— Begin Material —
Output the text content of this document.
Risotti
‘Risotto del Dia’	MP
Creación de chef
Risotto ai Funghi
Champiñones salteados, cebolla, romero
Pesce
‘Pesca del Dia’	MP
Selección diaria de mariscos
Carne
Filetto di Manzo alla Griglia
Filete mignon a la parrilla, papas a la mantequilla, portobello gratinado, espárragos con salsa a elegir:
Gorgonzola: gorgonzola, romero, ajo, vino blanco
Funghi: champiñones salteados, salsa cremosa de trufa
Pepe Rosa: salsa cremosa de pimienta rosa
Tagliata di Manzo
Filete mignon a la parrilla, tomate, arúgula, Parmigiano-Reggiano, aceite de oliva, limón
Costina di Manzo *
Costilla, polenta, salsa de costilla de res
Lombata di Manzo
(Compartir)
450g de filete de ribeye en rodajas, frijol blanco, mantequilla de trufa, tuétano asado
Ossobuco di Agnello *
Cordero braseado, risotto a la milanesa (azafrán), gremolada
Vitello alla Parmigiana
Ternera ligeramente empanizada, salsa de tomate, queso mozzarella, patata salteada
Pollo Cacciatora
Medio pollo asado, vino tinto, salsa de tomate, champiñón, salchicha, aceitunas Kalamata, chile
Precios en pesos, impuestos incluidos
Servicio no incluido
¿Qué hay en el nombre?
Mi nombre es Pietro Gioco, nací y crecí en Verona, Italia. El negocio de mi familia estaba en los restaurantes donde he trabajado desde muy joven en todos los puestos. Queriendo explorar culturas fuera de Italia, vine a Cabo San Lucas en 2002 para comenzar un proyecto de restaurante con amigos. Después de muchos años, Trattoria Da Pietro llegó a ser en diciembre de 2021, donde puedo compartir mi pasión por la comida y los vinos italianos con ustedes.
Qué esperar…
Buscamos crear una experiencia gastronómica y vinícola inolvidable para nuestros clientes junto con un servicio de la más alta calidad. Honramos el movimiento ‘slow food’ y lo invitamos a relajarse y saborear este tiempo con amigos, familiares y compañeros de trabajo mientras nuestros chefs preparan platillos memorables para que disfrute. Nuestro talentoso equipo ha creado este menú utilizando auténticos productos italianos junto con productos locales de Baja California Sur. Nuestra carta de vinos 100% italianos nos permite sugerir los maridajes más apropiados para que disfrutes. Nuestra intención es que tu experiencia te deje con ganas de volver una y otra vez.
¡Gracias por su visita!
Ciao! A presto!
— End Material —
» **The exercise**
Quote all of the entries verbatim.

» **Solution**
Output the text content of this document.
Risotti
‘Risotto del Dia’	MP
Creación de chef
Risotto ai Funghi
Champiñones salteados, cebolla, romero
Pesce
‘Pesca del Dia’	MP
Selección diaria de mariscos
Carne
Filetto di Manzo alla Griglia
Filete mignon a la parrilla, papas a la mantequilla, portobello gratinado, espárragos con salsa a elegir:
Gorgonzola: gorgonzola, romero, ajo, vino blanco
Funghi: champiñones salteados, salsa cremosa de trufa
Pepe Rosa: salsa cremosa de pimienta rosa
Tagliata di Manzo
Filete mignon a la parrilla, tomate, arúgula, Parmigiano-Reggiano, aceite de oliva, limón
Costina di Manzo *
Costilla, polenta, salsa de costilla de res
Lombata di Manzo
(Compartir)
450g de filete de ribeye en rodajas, frijol blanco, mantequilla de trufa, tuétano asado
Ossobuco di Agnello *
Cordero braseado, risotto a la milanesa (azafrán), gremolada
Vitello alla Parmigiana
Ternera ligeramente empanizada, salsa de tomate, queso mozzarella, patata salteada
Pollo Cacciatora
Medio pollo asado, vino tinto, salsa de tomate, champiñón, salchicha, aceitunas Kalamata, chile
Precios en pesos, impuestos incluidos
Servicio no incluido
¿Qué hay en el nombre?
Mi nombre es Pietro Gioco, nací y crecí en Verona, Italia. El negocio de mi familia estaba en los restaurantes donde he trabajado desde muy joven en todos los puestos. Queriendo explorar culturas fuera de Italia, vine a Cabo San Lucas en 2002 para comenzar un proyecto de restaurante con amigos. Después de muchos años, Trattoria Da Pietro llegó a ser en diciembre de 2021, donde puedo compartir mi pasión por la comida y los vinos italianos con ustedes.
Qué esperar…
Buscamos crear una experiencia gastronómica y vinícola inolvidable para nuestros clientes junto con un servicio de la más alta calidad. Honramos el movimiento ‘slow food’ y lo invitamos a relajarse y saborear este tiempo con amigos, familiares y compañeros de trabajo mientras nuestros chefs preparan platillos memorables para que disfrute. Nuestro talentoso equipo ha creado este menú utilizando auténticos productos italianos junto con productos locales de Baja California Sur. Nuestra carta de vinos 100% italianos nos permite sugerir los maridajes más apropiados para que disfrutes. Nuestra intención es que tu experiencia te deje con ganas de volver una y otra vez.
¡Gracias por su visita!
Ciao! A presto!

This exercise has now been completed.